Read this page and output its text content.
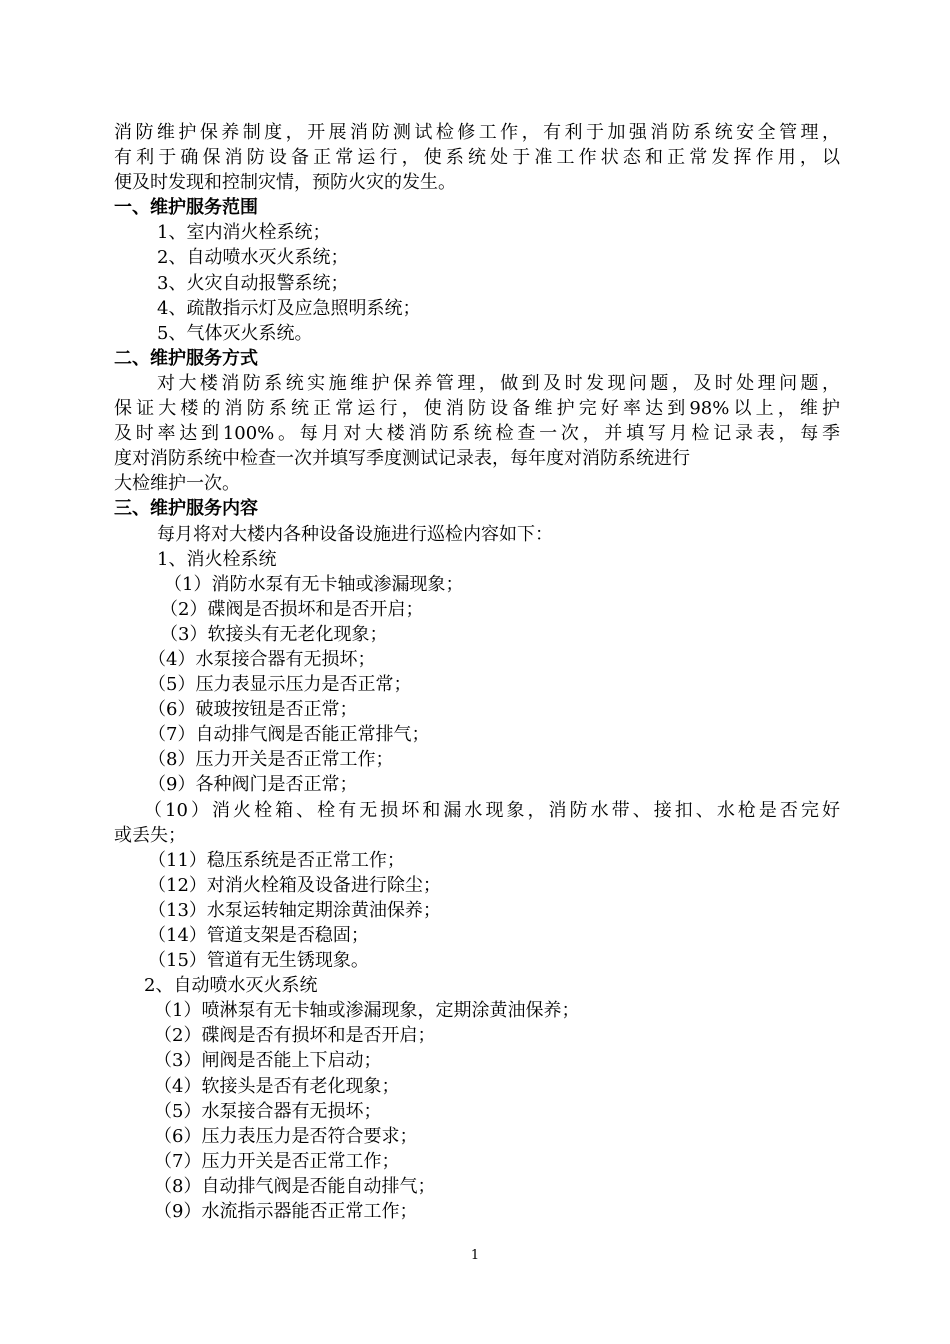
消防维护保养制度，开展消防测试检修工作，有利于加强消防系统安全管理，
有利于确保消防设备正常运行，使系统处于准工作状态和正常发挥作用，以
便及时发现和控制灾情，预防火灾的发生。
一、维护服务范围
1、室内消火栓系统；
2、自动喷水灭火系统；
3、火灾自动报警系统；
4、疏散指示灯及应急照明系统；
5、气体灭火系统。
二、维护服务方式
对大楼消防系统实施维护保养管理，做到及时发现问题，及时处理问题，
保证大楼的消防系统正常运行，使消防设备维护完好率达到98%以上，维护
及时率达到100%。每月对大楼消防系统检查一次，并填写月检记录表，每季
度对消防系统中检查一次并填写季度测试记录表，每年度对消防系统进行
大检维护一次。
三、维护服务内容
每月将对大楼内各种设备设施进行巡检内容如下：
1、消火栓系统
（1）消防水泵有无卡轴或渗漏现象；
（2）碟阀是否损坏和是否开启；
（3）软接头有无老化现象；
（4）水泵接合器有无损坏；
（5）压力表显示压力是否正常；
（6）破玻按钮是否正常；
（7）自动排气阀是否能正常排气；
（8）压力开关是否正常工作；
（9）各种阀门是否正常；
（10）消火栓箱、栓有无损坏和漏水现象，消防水带、接扣、水枪是否完好
或丢失；
（11）稳压系统是否正常工作；
（12）对消火栓箱及设备进行除尘；
（13）水泵运转轴定期涂黄油保养；
（14）管道支架是否稳固；
（15）管道有无生锈现象。
2、自动喷水灭火系统
（1）喷淋泵有无卡轴或渗漏现象，定期涂黄油保养；
（2）碟阀是否有损坏和是否开启；
（3）闸阀是否能上下启动；
（4）软接头是否有老化现象；
（5）水泵接合器有无损坏；
（6）压力表压力是否符合要求；
（7）压力开关是否正常工作；
（8）自动排气阀是否能自动排气；
（9）水流指示器能否正常工作；
1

+++

Output the full set of records above without changing a word, and drop the images.

Read this page and output its text content.
消防维护保养制度，开展消防测试检修工作，有利于加强消防系统安全管理，
有利于确保消防设备正常运行，使系统处于准工作状态和正常发挥作用，以
便及时发现和控制灾情，预防火灾的发生。
一、维护服务范围
1、室内消火栓系统；
2、自动喷水灭火系统；
3、火灾自动报警系统；
4、疏散指示灯及应急照明系统；
5、气体灭火系统。
二、维护服务方式
对大楼消防系统实施维护保养管理，做到及时发现问题，及时处理问题，
保证大楼的消防系统正常运行，使消防设备维护完好率达到98%以上，维护
及时率达到100%。每月对大楼消防系统检查一次，并填写月检记录表，每季
度对消防系统中检查一次并填写季度测试记录表，每年度对消防系统进行
大检维护一次。
三、维护服务内容
每月将对大楼内各种设备设施进行巡检内容如下：
1、消火栓系统
（1）消防水泵有无卡轴或渗漏现象；
（2）碟阀是否损坏和是否开启；
（3）软接头有无老化现象；
（4）水泵接合器有无损坏；
（5）压力表显示压力是否正常；
（6）破玻按钮是否正常；
（7）自动排气阀是否能正常排气；
（8）压力开关是否正常工作；
（9）各种阀门是否正常；
（10）消火栓箱、栓有无损坏和漏水现象，消防水带、接扣、水枪是否完好
或丢失；
（11）稳压系统是否正常工作；
（12）对消火栓箱及设备进行除尘；
（13）水泵运转轴定期涂黄油保养；
（14）管道支架是否稳固；
（15）管道有无生锈现象。
2、自动喷水灭火系统
（1）喷淋泵有无卡轴或渗漏现象，定期涂黄油保养；
（2）碟阀是否有损坏和是否开启；
（3）闸阀是否能上下启动；
（4）软接头是否有老化现象；
（5）水泵接合器有无损坏；
（6）压力表压力是否符合要求；
（7）压力开关是否正常工作；
（8）自动排气阀是否能自动排气；
（9）水流指示器能否正常工作；
1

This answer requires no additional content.